Saved entries:
#####

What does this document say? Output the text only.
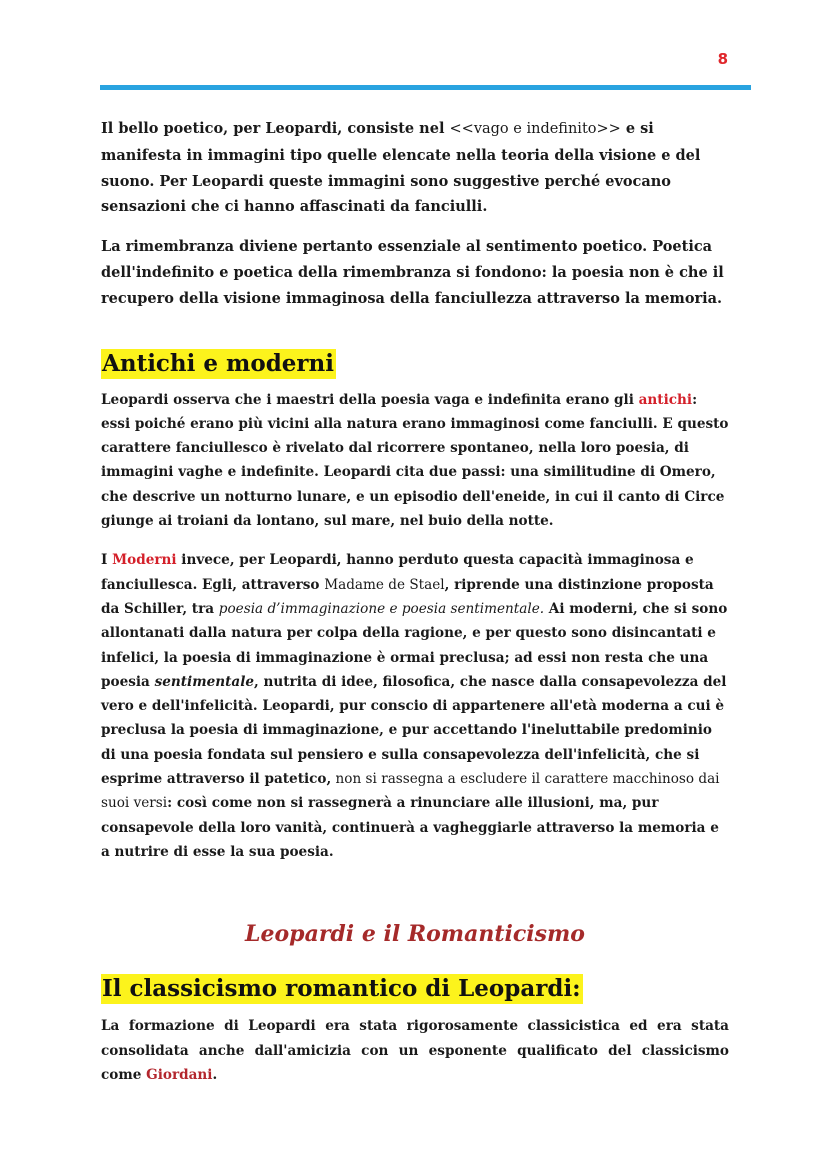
8

Il bello poetico, per Leopardi, consiste nel <<vago e indefinito>> e si manifesta in immagini tipo quelle elencate nella teoria della visione e del suono. Per Leopardi queste immagini sono suggestive perché evocano sensazioni che ci hanno affascinati da fanciulli.

La rimembranza diviene pertanto essenziale al sentimento poetico. Poetica dell'indefinito e poetica della rimembranza si fondono: la poesia non è che il recupero della visione immaginosa della fanciullezza attraverso la memoria.

Antichi e moderni

Leopardi osserva che i maestri della poesia vaga e indefinita erano gli antichi: essi poiché erano più vicini alla natura erano immaginosi come fanciulli. E questo carattere fanciullesco è rivelato dal ricorrere spontaneo, nella loro poesia, di immagini vaghe e indefinite. Leopardi cita due passi: una similitudine di Omero, che descrive un notturno lunare, e un episodio dell'eneide, in cui il canto di Circe giunge ai troiani da lontano, sul mare, nel buio della notte.

I Moderni invece, per Leopardi, hanno perduto questa capacità immaginosa e fanciullesca. Egli, attraverso Madame de Stael, riprende una distinzione proposta da Schiller, tra poesia d’immaginazione e poesia sentimentale. Ai moderni, che si sono allontanati dalla natura per colpa della ragione, e per questo sono disincantati e infelici, la poesia di immaginazione è ormai preclusa; ad essi non resta che una poesia sentimentale, nutrita di idee, filosofica, che nasce dalla consapevolezza del vero e dell'infelicità. Leopardi, pur conscio di appartenere all'età moderna a cui è preclusa la poesia di immaginazione, e pur accettando l'ineluttabile predominio di una poesia fondata sul pensiero e sulla consapevolezza dell'infelicità, che si esprime attraverso il patetico, non si rassegna a escludere il carattere macchinoso dai suoi versi: così come non si rassegnerà a rinunciare alle illusioni, ma, pur consapevole della loro vanità, continuerà a vagheggiarle attraverso la memoria e a nutrire di esse la sua poesia.

Leopardi e il Romanticismo
Il classicismo romantico di Leopardi:

La formazione di Leopardi era stata rigorosamente classicistica ed era stata consolidata anche dall'amicizia con un esponente qualificato del classicismo come Giordani.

#####

### PROBLEM TO WORK ON
Make an exact copy of all the material, but keep the pictures out of it.

### RESPONSE TO THIS EXERCISE
What does this document say? Output the text only.
8

Il bello poetico, per Leopardi, consiste nel <<vago e indefinito>> e si manifesta in immagini tipo quelle elencate nella teoria della visione e del suono. Per Leopardi queste immagini sono suggestive perché evocano sensazioni che ci hanno affascinati da fanciulli.

La rimembranza diviene pertanto essenziale al sentimento poetico. Poetica dell'indefinito e poetica della rimembranza si fondono: la poesia non è che il recupero della visione immaginosa della fanciullezza attraverso la memoria.

Antichi e moderni

Leopardi osserva che i maestri della poesia vaga e indefinita erano gli antichi: essi poiché erano più vicini alla natura erano immaginosi come fanciulli. E questo carattere fanciullesco è rivelato dal ricorrere spontaneo, nella loro poesia, di immagini vaghe e indefinite. Leopardi cita due passi: una similitudine di Omero, che descrive un notturno lunare, e un episodio dell'eneide, in cui il canto di Circe giunge ai troiani da lontano, sul mare, nel buio della notte.

I Moderni invece, per Leopardi, hanno perduto questa capacità immaginosa e fanciullesca. Egli, attraverso Madame de Stael, riprende una distinzione proposta da Schiller, tra poesia d’immaginazione e poesia sentimentale. Ai moderni, che si sono allontanati dalla natura per colpa della ragione, e per questo sono disincantati e infelici, la poesia di immaginazione è ormai preclusa; ad essi non resta che una poesia sentimentale, nutrita di idee, filosofica, che nasce dalla consapevolezza del vero e dell'infelicità. Leopardi, pur conscio di appartenere all'età moderna a cui è preclusa la poesia di immaginazione, e pur accettando l'ineluttabile predominio di una poesia fondata sul pensiero e sulla consapevolezza dell'infelicità, che si esprime attraverso il patetico, non si rassegna a escludere il carattere macchinoso dai suoi versi: così come non si rassegnerà a rinunciare alle illusioni, ma, pur consapevole della loro vanità, continuerà a vagheggiarle attraverso la memoria e a nutrire di esse la sua poesia.

Leopardi e il Romanticismo
Il classicismo romantico di Leopardi:

La formazione di Leopardi era stata rigorosamente classicistica ed era stata consolidata anche dall'amicizia con un esponente qualificato del classicismo come Giordani.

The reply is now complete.